Task goal: What follows is a set of records, each of which is to be written out exactly.

Records for this exercise:

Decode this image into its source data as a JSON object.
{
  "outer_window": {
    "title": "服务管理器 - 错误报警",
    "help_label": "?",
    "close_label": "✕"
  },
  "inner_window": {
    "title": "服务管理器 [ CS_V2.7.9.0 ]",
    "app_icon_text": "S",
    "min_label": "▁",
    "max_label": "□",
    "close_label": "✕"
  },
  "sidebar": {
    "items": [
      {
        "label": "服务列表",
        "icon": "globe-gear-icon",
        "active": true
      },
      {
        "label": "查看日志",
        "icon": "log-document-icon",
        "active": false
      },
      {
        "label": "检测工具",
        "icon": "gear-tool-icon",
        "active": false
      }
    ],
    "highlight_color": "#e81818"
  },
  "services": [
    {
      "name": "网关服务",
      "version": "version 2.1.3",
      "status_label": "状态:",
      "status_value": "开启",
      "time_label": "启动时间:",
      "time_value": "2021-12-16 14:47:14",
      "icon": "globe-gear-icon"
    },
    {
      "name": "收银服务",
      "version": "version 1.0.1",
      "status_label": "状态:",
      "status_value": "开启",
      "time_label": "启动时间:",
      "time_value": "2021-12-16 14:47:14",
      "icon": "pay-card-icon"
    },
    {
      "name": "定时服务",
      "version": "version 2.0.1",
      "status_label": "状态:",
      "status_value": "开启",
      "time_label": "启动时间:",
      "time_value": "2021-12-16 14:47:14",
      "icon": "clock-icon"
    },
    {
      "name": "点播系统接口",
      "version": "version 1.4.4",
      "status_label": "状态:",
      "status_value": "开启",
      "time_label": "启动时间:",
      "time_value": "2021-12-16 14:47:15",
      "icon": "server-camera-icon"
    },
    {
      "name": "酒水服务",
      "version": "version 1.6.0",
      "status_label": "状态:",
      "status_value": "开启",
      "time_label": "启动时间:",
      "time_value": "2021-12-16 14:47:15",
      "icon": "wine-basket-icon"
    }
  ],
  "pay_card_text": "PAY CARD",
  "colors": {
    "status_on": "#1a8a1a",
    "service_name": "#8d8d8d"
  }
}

Answer to this problem:
Decode this image into its source data as a JSON object.
{
  "outer_window": {
    "title": "服务管理器 - 错误报警",
    "help_label": "?",
    "close_label": "✕"
  },
  "inner_window": {
    "title": "服务管理器 [ CS_V2.7.9.0 ]",
    "app_icon_text": "S",
    "min_label": "▁",
    "max_label": "□",
    "close_label": "✕"
  },
  "sidebar": {
    "items": [
      {
        "label": "服务列表",
        "icon": "globe-gear-icon",
        "active": true
      },
      {
        "label": "查看日志",
        "icon": "log-document-icon",
        "active": false
      },
      {
        "label": "检测工具",
        "icon": "gear-tool-icon",
        "active": false
      }
    ],
    "highlight_color": "#e81818"
  },
  "services": [
    {
      "name": "网关服务",
      "version": "version 2.1.3",
      "status_label": "状态:",
      "status_value": "开启",
      "time_label": "启动时间:",
      "time_value": "2021-12-16 14:47:14",
      "icon": "globe-gear-icon"
    },
    {
      "name": "收银服务",
      "version": "version 1.0.1",
      "status_label": "状态:",
      "status_value": "开启",
      "time_label": "启动时间:",
      "time_value": "2021-12-16 14:47:14",
      "icon": "pay-card-icon"
    },
    {
      "name": "定时服务",
      "version": "version 2.0.1",
      "status_label": "状态:",
      "status_value": "开启",
      "time_label": "启动时间:",
      "time_value": "2021-12-16 14:47:14",
      "icon": "clock-icon"
    },
    {
      "name": "点播系统接口",
      "version": "version 1.4.4",
      "status_label": "状态:",
      "status_value": "开启",
      "time_label": "启动时间:",
      "time_value": "2021-12-16 14:47:15",
      "icon": "server-camera-icon"
    },
    {
      "name": "酒水服务",
      "version": "version 1.6.0",
      "status_label": "状态:",
      "status_value": "开启",
      "time_label": "启动时间:",
      "time_value": "2021-12-16 14:47:15",
      "icon": "wine-basket-icon"
    }
  ],
  "pay_card_text": "PAY CARD",
  "colors": {
    "status_on": "#1a8a1a",
    "service_name": "#8d8d8d"
  }
}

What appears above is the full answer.